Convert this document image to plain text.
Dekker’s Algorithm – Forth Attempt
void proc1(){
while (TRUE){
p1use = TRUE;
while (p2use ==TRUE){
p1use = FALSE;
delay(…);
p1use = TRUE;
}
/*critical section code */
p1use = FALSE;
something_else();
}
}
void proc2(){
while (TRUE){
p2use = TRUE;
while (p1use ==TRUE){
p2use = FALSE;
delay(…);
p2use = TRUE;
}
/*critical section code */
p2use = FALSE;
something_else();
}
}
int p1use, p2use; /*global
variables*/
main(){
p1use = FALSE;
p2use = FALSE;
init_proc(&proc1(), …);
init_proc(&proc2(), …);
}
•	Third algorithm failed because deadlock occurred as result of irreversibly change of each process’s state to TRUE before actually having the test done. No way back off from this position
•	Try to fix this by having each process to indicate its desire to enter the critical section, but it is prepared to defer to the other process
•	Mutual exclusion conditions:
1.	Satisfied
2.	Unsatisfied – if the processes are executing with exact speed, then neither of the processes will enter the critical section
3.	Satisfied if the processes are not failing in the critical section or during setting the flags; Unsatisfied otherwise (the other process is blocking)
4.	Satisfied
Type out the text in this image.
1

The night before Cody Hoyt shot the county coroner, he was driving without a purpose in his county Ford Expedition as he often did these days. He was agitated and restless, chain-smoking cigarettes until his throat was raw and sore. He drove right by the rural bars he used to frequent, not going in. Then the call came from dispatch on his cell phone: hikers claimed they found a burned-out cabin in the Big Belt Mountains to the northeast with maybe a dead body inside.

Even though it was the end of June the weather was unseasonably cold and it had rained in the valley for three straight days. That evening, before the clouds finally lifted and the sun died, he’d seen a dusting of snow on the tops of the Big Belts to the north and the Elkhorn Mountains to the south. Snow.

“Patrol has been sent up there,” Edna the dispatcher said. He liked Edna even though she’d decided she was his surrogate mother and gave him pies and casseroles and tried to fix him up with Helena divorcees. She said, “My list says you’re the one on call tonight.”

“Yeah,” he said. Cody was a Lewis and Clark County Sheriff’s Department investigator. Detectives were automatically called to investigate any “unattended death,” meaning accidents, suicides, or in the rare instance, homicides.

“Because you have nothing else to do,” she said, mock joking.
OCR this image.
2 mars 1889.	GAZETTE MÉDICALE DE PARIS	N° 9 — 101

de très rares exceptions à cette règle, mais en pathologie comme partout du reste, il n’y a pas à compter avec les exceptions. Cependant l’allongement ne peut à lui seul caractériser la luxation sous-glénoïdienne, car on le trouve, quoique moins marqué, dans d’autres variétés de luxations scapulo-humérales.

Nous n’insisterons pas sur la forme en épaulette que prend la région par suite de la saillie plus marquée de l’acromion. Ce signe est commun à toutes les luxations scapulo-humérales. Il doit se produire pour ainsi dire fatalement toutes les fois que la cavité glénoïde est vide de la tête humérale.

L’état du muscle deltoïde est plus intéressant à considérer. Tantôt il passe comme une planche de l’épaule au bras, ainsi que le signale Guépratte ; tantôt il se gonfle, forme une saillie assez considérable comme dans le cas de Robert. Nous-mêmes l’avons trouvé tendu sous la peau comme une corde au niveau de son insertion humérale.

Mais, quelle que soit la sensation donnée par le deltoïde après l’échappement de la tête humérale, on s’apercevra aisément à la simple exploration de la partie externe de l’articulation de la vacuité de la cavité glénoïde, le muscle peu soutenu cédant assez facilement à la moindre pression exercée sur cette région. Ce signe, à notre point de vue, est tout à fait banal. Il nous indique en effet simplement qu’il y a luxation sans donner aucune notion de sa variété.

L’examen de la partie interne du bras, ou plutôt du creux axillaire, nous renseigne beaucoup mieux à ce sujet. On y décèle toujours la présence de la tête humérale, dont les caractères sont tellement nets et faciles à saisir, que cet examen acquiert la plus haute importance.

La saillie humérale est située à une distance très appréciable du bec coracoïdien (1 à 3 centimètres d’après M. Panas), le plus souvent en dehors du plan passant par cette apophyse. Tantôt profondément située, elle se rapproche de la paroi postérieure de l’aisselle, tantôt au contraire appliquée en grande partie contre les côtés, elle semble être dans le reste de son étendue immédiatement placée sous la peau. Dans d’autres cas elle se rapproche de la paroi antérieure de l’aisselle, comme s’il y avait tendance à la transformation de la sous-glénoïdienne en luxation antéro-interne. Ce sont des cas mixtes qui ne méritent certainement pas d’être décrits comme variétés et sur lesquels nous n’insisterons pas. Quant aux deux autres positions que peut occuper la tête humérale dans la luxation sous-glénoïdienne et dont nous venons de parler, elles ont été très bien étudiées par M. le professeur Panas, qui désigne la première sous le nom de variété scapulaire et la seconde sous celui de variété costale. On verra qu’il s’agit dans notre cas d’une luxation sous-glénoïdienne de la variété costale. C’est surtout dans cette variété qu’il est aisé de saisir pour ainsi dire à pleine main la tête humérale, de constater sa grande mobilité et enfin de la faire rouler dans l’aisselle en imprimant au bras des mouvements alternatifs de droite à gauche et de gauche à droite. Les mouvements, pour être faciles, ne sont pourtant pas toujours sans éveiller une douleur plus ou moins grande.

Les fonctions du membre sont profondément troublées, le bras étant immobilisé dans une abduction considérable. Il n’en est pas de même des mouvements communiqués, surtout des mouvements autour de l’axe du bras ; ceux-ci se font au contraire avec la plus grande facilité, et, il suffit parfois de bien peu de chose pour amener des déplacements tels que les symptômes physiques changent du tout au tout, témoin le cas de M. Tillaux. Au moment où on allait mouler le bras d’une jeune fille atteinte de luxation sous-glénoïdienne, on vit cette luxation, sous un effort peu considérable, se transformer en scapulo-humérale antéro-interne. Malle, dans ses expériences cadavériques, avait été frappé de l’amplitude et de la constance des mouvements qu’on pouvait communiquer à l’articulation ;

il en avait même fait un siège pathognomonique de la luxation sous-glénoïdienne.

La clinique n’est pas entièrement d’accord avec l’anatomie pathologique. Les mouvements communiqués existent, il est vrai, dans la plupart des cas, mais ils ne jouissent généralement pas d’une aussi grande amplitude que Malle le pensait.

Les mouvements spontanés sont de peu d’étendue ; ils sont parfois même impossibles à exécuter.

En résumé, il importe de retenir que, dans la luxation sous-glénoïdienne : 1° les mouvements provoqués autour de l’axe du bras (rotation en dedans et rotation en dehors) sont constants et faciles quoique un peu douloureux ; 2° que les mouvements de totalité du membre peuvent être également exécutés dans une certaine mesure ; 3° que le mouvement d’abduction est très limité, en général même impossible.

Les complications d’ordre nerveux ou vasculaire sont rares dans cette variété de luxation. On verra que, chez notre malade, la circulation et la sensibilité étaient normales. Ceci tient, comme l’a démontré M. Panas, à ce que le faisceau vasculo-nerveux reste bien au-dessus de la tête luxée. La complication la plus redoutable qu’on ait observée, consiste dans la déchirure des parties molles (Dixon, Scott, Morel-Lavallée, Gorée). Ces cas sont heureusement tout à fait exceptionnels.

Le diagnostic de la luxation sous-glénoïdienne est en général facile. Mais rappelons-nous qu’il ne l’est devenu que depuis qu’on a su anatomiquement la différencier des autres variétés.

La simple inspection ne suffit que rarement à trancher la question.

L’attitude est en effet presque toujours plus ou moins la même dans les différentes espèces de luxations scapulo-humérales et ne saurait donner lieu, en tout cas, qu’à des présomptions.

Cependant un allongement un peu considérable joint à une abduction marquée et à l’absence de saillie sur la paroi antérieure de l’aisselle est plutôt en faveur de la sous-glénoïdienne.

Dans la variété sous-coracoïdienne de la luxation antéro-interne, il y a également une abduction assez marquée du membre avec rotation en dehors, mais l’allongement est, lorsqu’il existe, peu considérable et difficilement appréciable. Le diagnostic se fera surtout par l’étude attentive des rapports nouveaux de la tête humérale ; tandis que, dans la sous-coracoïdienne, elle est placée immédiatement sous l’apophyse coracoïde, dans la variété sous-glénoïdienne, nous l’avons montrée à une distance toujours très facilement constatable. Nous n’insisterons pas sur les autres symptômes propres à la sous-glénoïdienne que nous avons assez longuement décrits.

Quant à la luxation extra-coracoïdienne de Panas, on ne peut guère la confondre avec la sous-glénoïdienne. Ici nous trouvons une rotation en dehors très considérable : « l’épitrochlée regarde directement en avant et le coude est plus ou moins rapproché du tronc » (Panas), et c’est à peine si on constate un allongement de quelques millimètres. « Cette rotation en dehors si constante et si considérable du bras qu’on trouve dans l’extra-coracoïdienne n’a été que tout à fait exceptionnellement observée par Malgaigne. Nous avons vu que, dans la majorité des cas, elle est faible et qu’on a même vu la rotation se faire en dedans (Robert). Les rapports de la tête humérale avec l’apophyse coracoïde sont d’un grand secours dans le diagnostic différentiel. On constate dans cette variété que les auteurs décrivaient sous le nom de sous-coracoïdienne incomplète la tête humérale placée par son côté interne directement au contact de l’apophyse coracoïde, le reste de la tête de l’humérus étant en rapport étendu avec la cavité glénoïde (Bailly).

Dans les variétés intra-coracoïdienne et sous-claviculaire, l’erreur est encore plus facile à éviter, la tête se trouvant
=======
Tally the lines in the entries above that hold the word "processes". Reply with nothing but that count.

* _Written answer_:
2